Find the string "drive" in the data, then copy every line where it is found.

══ Record list ══

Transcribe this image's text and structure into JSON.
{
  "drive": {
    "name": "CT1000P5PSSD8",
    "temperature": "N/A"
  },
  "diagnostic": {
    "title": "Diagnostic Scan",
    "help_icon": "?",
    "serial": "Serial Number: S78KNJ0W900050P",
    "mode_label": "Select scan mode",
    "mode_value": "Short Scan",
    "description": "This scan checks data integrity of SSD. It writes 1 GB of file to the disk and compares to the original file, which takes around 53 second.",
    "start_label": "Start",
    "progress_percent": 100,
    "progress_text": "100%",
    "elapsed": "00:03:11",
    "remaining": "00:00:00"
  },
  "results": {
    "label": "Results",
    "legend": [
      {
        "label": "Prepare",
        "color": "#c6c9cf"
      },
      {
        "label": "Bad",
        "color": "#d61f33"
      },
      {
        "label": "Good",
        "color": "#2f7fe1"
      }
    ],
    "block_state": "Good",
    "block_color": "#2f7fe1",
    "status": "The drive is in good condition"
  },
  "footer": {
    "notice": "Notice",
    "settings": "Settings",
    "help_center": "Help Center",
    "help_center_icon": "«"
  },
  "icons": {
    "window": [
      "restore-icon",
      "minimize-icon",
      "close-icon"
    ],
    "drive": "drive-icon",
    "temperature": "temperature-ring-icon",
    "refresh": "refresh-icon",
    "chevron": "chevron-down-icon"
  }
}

═══

__The response__
  "drive": {
    "status": "The drive is in good condition"
    "drive": "drive-icon",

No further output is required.